SELECTED EXTRACT:
+ + + + + + +

Judgment No. SC 118/21
Civil Appeal No. SC 395/19
(1) ELISHA TSHUMA (2) KHAUHELO MAWANA (3) AUSTIN WAMEDZA (4) PETROS SHANEWAKO
ZIMBABWE REVENUE AUTHORITY
SUPREME COURT OF ZIMBABWE
GUVAVA JA, MAVANGIRA JA, & BHUNU JA
HARARE, 29 MAY 2020 & 18 OCTOBER 2021
R Matsikidze with S Bhaira, for the appellants
S Banda, for the respondents
BHUNU JA: This is an appeal against the whole judgment of the Labour Court (the court a quo) handed down at Harare on 27 April 2018. The appeal contests the Court a quo’s order which overturned the Arbitrator’s award deeming the appellants to have been employed by the respondent as permanent employees together with the corollary relief granted thereof.
BACKGROUND OF THE CASE
Prior to 2007, the appellants were employed by the respondent as co-ordinators on contracts without limit. As such they were permanent employees under category Career Level 8 in terms of their respective written contracts of employment.
Sometime in 2007 the respondent embarked on a restructuring exercise. The restructuring exercise culminated in the voluntary termination of the appellants’ respective contracts of employment on 20 February 2007. They were paid their severance packages. Subsequent to the termination of their contracts of employment, the respondent reemployed them on three (3) year fixed term contracts as investigations officers under category Career Level 8 from 1 March 2007 to 28 February 2010.
On 12 June 2007, the respondent’s Commissioner General wrote individual letters to the appellants advising them that the respondent had altered their employment status. They had now reverted to their original status prior to February 2007 as permanent co-ordinators. That being the case, they were required to refund the money paid to them as severance packages. The letters read in part:
“Please be advised that the Zimbabwe Revenue Authority Board has directed that “ZIMRA shall with immediate effect revert back to the structure/organogram that was in place pre-February 2007” (for) practical purposes the effective date of the directive is Wednesday 20 June 2007, from which you will cease to be INVESTIGATIONS OFFICER in Career Level 8 and revert back to CO-ODINATOR in CARREER Level 8.

+ + + + + + +

INSTRUCTIONS FOR THE TASK:
Repeat the passage of the judgment starting with "Sometime in 2007" and going on through "28 February 2010.", word for word. The listing that comes next is separate material, unrelated to the judgment.

SUPPLIED DATA:
+ + + + + + +

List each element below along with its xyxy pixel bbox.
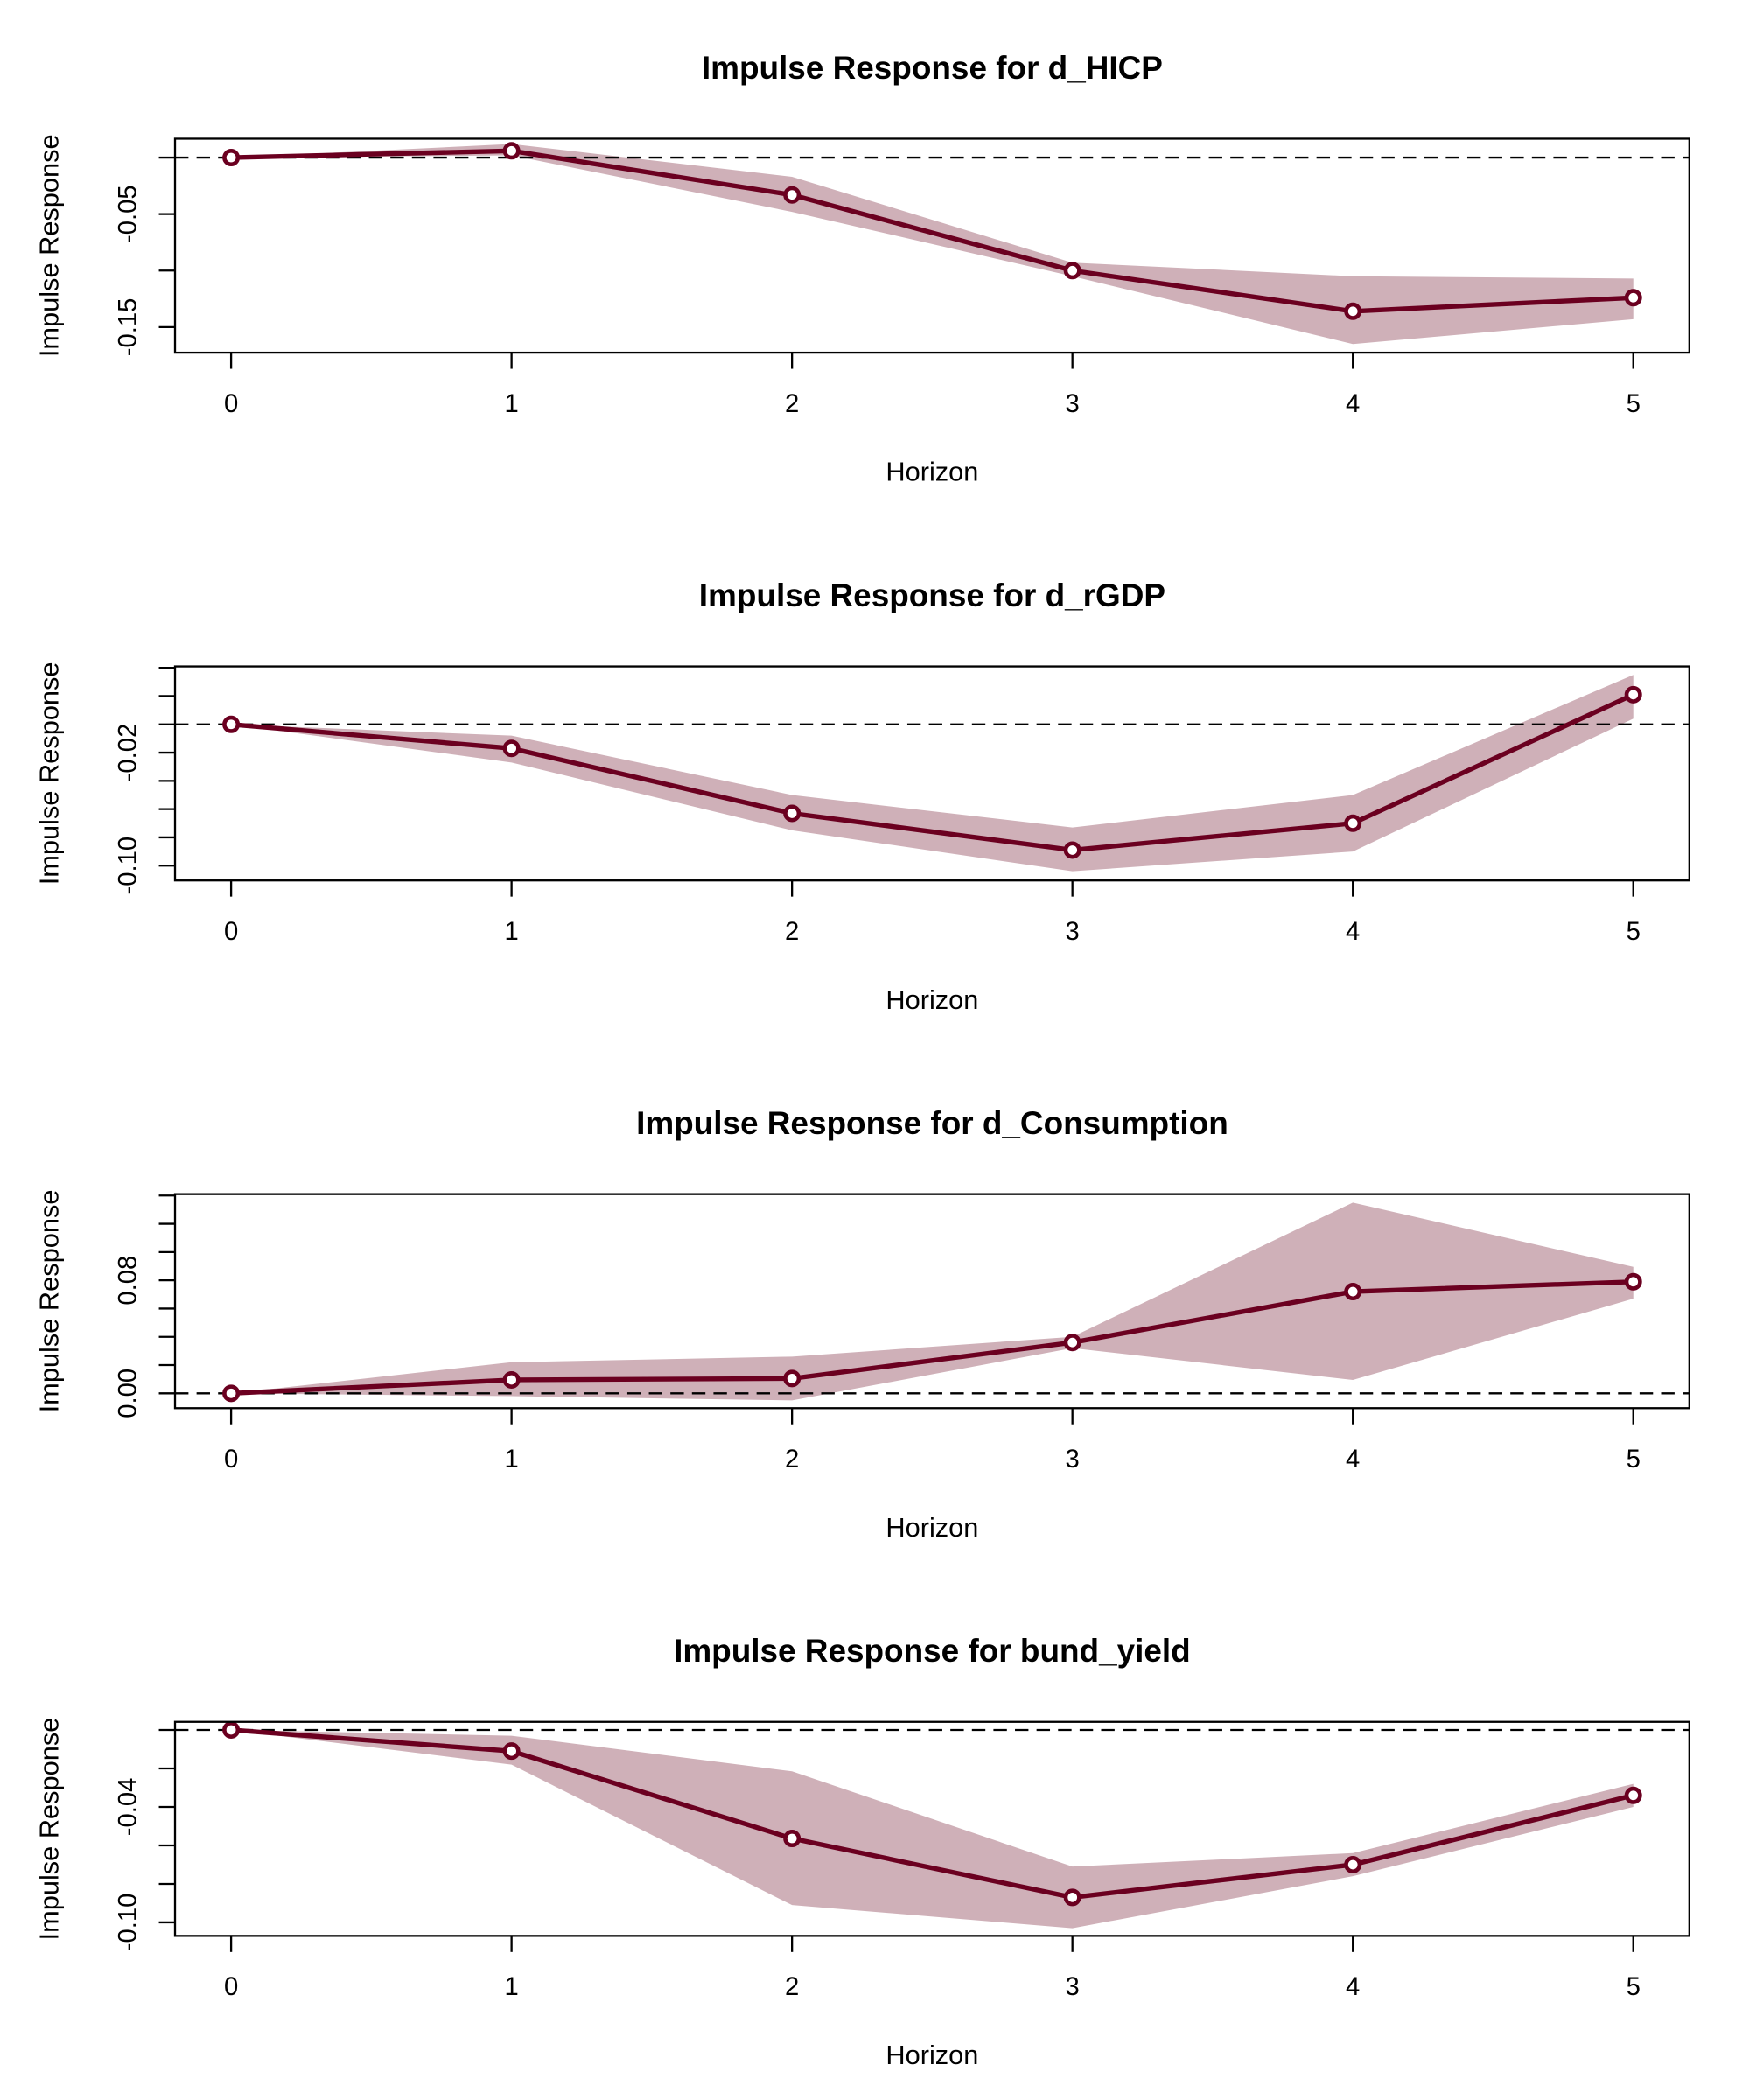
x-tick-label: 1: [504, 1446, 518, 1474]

+ + + + + + +

SOLUTION FOR THIS EXERCISE:
Sometime in 2007 the respondent embarked on a restructuring exercise. The restructuring exercise culminated in the voluntary termination of the appellants’ respective contracts of employment on 20 February 2007. They were paid their severance packages. Subsequent to the termination of their contracts of employment, the respondent reemployed them on three (3) year fixed term contracts as investigations officers under category Career Level 8 from 1 March 2007 to 28 February 2010.